Gestelde opgave =>
Schrijf de onderstaande lijst volledig en ongewijzigd over, regel voor regel.

◆ ◆ ◆

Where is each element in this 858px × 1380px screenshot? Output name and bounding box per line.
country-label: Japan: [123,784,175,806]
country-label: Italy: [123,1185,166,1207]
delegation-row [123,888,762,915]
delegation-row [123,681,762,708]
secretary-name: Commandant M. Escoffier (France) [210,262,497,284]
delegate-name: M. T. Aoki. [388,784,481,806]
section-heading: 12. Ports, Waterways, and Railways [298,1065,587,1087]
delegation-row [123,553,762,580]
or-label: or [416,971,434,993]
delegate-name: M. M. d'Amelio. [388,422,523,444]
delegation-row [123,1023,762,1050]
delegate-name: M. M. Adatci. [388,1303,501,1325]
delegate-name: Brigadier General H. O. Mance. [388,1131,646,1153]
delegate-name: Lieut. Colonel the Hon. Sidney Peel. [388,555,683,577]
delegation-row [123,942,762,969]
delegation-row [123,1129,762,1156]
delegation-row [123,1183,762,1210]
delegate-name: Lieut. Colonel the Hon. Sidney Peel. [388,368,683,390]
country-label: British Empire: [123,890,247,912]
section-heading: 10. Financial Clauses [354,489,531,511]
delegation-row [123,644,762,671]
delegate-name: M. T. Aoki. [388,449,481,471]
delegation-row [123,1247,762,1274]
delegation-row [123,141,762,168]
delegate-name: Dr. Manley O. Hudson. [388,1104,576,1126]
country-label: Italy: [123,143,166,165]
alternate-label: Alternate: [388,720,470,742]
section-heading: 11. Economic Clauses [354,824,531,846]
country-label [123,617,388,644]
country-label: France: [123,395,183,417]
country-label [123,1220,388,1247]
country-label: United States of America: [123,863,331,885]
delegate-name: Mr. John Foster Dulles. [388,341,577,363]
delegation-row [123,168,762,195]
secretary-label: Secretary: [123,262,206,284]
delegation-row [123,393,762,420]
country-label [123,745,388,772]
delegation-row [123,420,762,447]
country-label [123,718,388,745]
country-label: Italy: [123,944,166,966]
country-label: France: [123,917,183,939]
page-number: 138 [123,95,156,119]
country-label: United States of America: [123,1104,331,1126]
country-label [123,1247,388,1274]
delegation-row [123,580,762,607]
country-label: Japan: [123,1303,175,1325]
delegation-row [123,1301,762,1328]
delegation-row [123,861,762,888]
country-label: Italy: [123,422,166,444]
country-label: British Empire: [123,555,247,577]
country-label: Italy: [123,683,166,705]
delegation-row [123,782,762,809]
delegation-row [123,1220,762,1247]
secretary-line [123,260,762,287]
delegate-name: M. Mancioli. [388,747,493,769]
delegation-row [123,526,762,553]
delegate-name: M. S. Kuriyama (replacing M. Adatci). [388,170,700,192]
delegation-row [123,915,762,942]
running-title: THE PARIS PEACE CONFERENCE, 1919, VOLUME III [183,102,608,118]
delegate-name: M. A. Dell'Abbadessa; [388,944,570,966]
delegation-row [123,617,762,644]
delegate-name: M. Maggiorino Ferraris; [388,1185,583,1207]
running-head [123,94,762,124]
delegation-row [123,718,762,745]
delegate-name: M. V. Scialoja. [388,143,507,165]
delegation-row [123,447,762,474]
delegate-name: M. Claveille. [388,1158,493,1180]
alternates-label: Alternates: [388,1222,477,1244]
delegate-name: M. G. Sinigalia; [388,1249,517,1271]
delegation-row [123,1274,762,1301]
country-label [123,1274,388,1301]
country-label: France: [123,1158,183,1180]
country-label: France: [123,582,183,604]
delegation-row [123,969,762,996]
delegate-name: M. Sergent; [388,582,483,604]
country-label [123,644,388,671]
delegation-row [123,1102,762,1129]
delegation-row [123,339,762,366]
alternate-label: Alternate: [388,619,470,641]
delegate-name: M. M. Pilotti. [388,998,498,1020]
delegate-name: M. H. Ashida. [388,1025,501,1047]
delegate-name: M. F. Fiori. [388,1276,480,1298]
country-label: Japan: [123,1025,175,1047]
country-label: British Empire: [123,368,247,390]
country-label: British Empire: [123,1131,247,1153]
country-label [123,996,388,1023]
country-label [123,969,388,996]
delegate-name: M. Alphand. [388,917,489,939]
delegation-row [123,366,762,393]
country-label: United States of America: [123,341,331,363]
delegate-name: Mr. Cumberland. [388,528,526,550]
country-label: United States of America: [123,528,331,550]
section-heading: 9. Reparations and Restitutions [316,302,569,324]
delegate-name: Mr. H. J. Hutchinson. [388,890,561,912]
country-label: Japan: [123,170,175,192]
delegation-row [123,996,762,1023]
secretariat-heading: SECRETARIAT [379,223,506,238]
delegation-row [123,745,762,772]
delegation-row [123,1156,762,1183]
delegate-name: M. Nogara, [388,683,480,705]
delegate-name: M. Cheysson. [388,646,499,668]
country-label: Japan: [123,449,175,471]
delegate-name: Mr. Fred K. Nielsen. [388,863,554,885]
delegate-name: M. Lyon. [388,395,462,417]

◆ ◆ ◆

Antwoord op opdracht =>
Where is each element in this 858px × 1380px screenshot? Output name and bounding box per line.
country-label: Japan: [123,784,175,806]
country-label: Italy: [123,1185,166,1207]
delegation-row [123,888,762,915]
delegation-row [123,681,762,708]
secretary-name: Commandant M. Escoffier (France) [210,262,497,284]
delegate-name: M. T. Aoki. [388,784,481,806]
section-heading: 12. Ports, Waterways, and Railways [298,1065,587,1087]
delegation-row [123,553,762,580]
or-label: or [416,971,434,993]
delegate-name: M. M. d'Amelio. [388,422,523,444]
delegation-row [123,1023,762,1050]
delegate-name: M. M. Adatci. [388,1303,501,1325]
delegate-name: Brigadier General H. O. Mance. [388,1131,646,1153]
delegate-name: Lieut. Colonel the Hon. Sidney Peel. [388,555,683,577]
delegation-row [123,942,762,969]
delegation-row [123,1129,762,1156]
delegation-row [123,1183,762,1210]
delegate-name: Lieut. Colonel the Hon. Sidney Peel. [388,368,683,390]
country-label: British Empire: [123,890,247,912]
section-heading: 10. Financial Clauses [354,489,531,511]
delegation-row [123,644,762,671]
delegate-name: M. T. Aoki. [388,449,481,471]
delegation-row [123,1247,762,1274]
delegation-row [123,141,762,168]
delegate-name: Dr. Manley O. Hudson. [388,1104,576,1126]
country-label: Italy: [123,143,166,165]
alternate-label: Alternate: [388,720,470,742]
section-heading: 11. Economic Clauses [354,824,531,846]
country-label [123,617,388,644]
country-label: France: [123,395,183,417]
country-label [123,1220,388,1247]
country-label: United States of America: [123,863,331,885]
delegate-name: Mr. John Foster Dulles. [388,341,577,363]
delegation-row [123,168,762,195]
secretary-label: Secretary: [123,262,206,284]
delegation-row [123,393,762,420]
country-label [123,745,388,772]
delegation-row [123,420,762,447]
country-label [123,718,388,745]
country-label: Italy: [123,944,166,966]
country-label: France: [123,917,183,939]
page-number: 138 [123,95,156,119]
country-label: United States of America: [123,1104,331,1126]
country-label [123,1247,388,1274]
delegation-row [123,580,762,607]
country-label: Japan: [123,1303,175,1325]
delegation-row [123,1301,762,1328]
delegation-row [123,861,762,888]
country-label: Italy: [123,422,166,444]
country-label: British Empire: [123,555,247,577]
country-label: Italy: [123,683,166,705]
delegation-row [123,782,762,809]
delegation-row [123,1220,762,1247]
secretary-line [123,260,762,287]
delegate-name: M. Mancioli. [388,747,493,769]
delegation-row [123,526,762,553]
delegate-name: M. S. Kuriyama (replacing M. Adatci). [388,170,700,192]
delegation-row [123,915,762,942]
running-title: THE PARIS PEACE CONFERENCE, 1919, VOLUME III [183,102,608,118]
delegate-name: M. A. Dell'Abbadessa; [388,944,570,966]
delegation-row [123,617,762,644]
delegate-name: M. Maggiorino Ferraris; [388,1185,583,1207]
running-head [123,94,762,124]
delegation-row [123,718,762,745]
delegate-name: M. V. Scialoja. [388,143,507,165]
delegation-row [123,447,762,474]
delegate-name: M. Claveille. [388,1158,493,1180]
alternates-label: Alternates: [388,1222,477,1244]
delegate-name: M. G. Sinigalia; [388,1249,517,1271]
delegation-row [123,1274,762,1301]
country-label [123,1274,388,1301]
country-label: France: [123,1158,183,1180]
country-label: France: [123,582,183,604]
delegation-row [123,969,762,996]
delegate-name: M. Sergent; [388,582,483,604]
country-label [123,644,388,671]
delegation-row [123,1102,762,1129]
delegation-row [123,339,762,366]
alternate-label: Alternate: [388,619,470,641]
delegate-name: M. M. Pilotti. [388,998,498,1020]
delegate-name: M. H. Ashida. [388,1025,501,1047]
delegate-name: M. F. Fiori. [388,1276,480,1298]
country-label: Japan: [123,1025,175,1047]
country-label: British Empire: [123,368,247,390]
country-label: British Empire: [123,1131,247,1153]
country-label [123,996,388,1023]
country-label [123,969,388,996]
delegate-name: M. Alphand. [388,917,489,939]
delegation-row [123,366,762,393]
country-label: United States of America: [123,341,331,363]
delegate-name: Mr. Cumberland. [388,528,526,550]
country-label: United States of America: [123,528,331,550]
section-heading: 9. Reparations and Restitutions [316,302,569,324]
delegate-name: Mr. H. J. Hutchinson. [388,890,561,912]
country-label: Japan: [123,170,175,192]
delegation-row [123,996,762,1023]
secretariat-heading: SECRETARIAT [379,223,506,238]
delegation-row [123,745,762,772]
delegation-row [123,1156,762,1183]
delegate-name: M. Nogara, [388,683,480,705]
delegate-name: M. Cheysson. [388,646,499,668]
country-label: Japan: [123,449,175,471]
delegate-name: Mr. Fred K. Nielsen. [388,863,554,885]
delegate-name: M. Lyon. [388,395,462,417]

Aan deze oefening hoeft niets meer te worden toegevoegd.